> _WORK REQUIRED_
Below are the entries; state how many of their lines contain the string "normal", and nothing more.

* Start *

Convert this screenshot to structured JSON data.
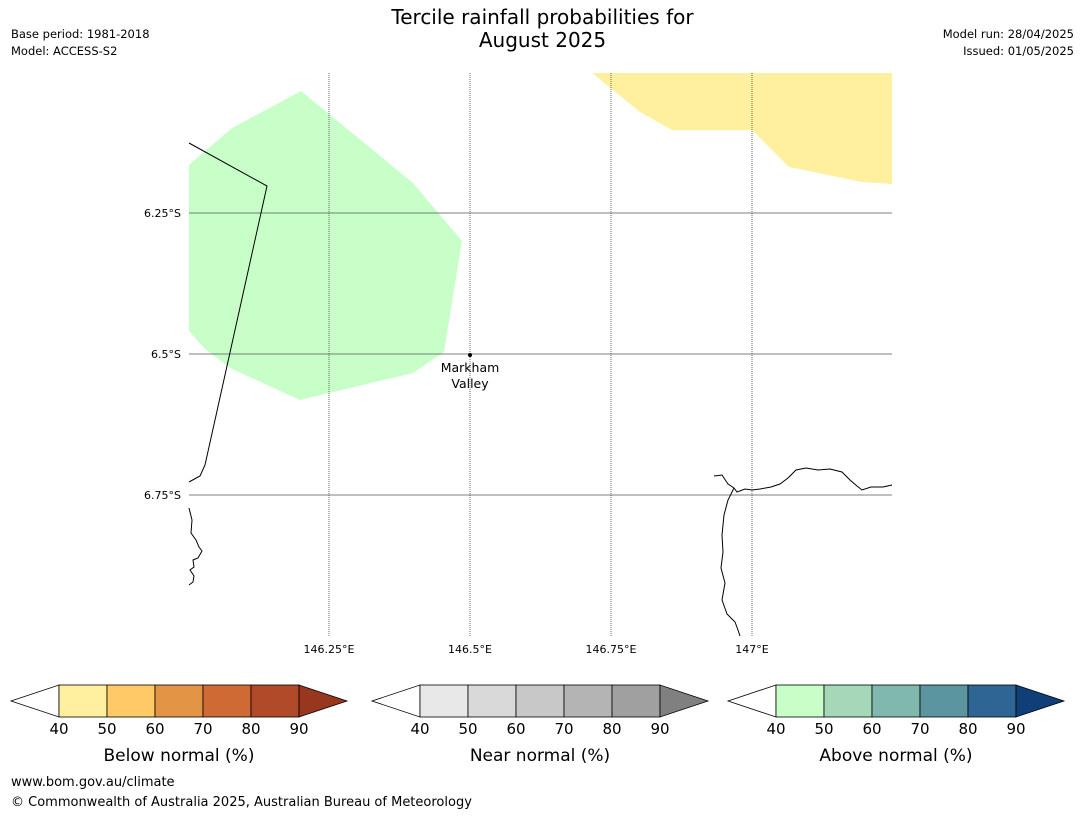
{
  "header": {
    "title_line1": "Tercile rainfall probabilities for",
    "title_line2": "August 2025",
    "base_period": "Base period: 1981-2018",
    "model": "Model: ACCESS-S2",
    "model_run": "Model run: 28/04/2025",
    "issued": "Issued: 01/05/2025"
  },
  "map": {
    "lat_labels": [
      "6.25°S",
      "6.5°S",
      "6.75°S"
    ],
    "lon_labels": [
      "146.25°E",
      "146.5°E",
      "146.75°E",
      "147°E"
    ],
    "place": {
      "line1": "Markham",
      "line2": "Valley"
    },
    "colors": {
      "below_40_50": "#fff0a0",
      "above_40_50": "#c8ffc8",
      "grid": "#555555",
      "coast": "#000000"
    }
  },
  "legends": [
    {
      "label": "Below normal (%)",
      "ticks": [
        "40",
        "50",
        "60",
        "70",
        "80",
        "90"
      ],
      "colors": [
        "#fff0a0",
        "#ffc965",
        "#e39444",
        "#d06a35",
        "#b04a28",
        "#98361e"
      ]
    },
    {
      "label": "Near normal (%)",
      "ticks": [
        "40",
        "50",
        "60",
        "70",
        "80",
        "90"
      ],
      "colors": [
        "#e8e8e8",
        "#d9d9d9",
        "#c8c8c8",
        "#b4b4b4",
        "#a0a0a0",
        "#808080"
      ]
    },
    {
      "label": "Above normal (%)",
      "ticks": [
        "40",
        "50",
        "60",
        "70",
        "80",
        "90"
      ],
      "colors": [
        "#c8ffc8",
        "#a4d8b8",
        "#80b8ae",
        "#5b95a0",
        "#2f6595",
        "#103f78"
      ]
    }
  ],
  "footer": {
    "url": "www.bom.gov.au/climate",
    "copyright": "© Commonwealth of Australia 2025, Australian Bureau of Meteorology"
  }
}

* End *

> _ANSWER TO THE PROBLEM_
3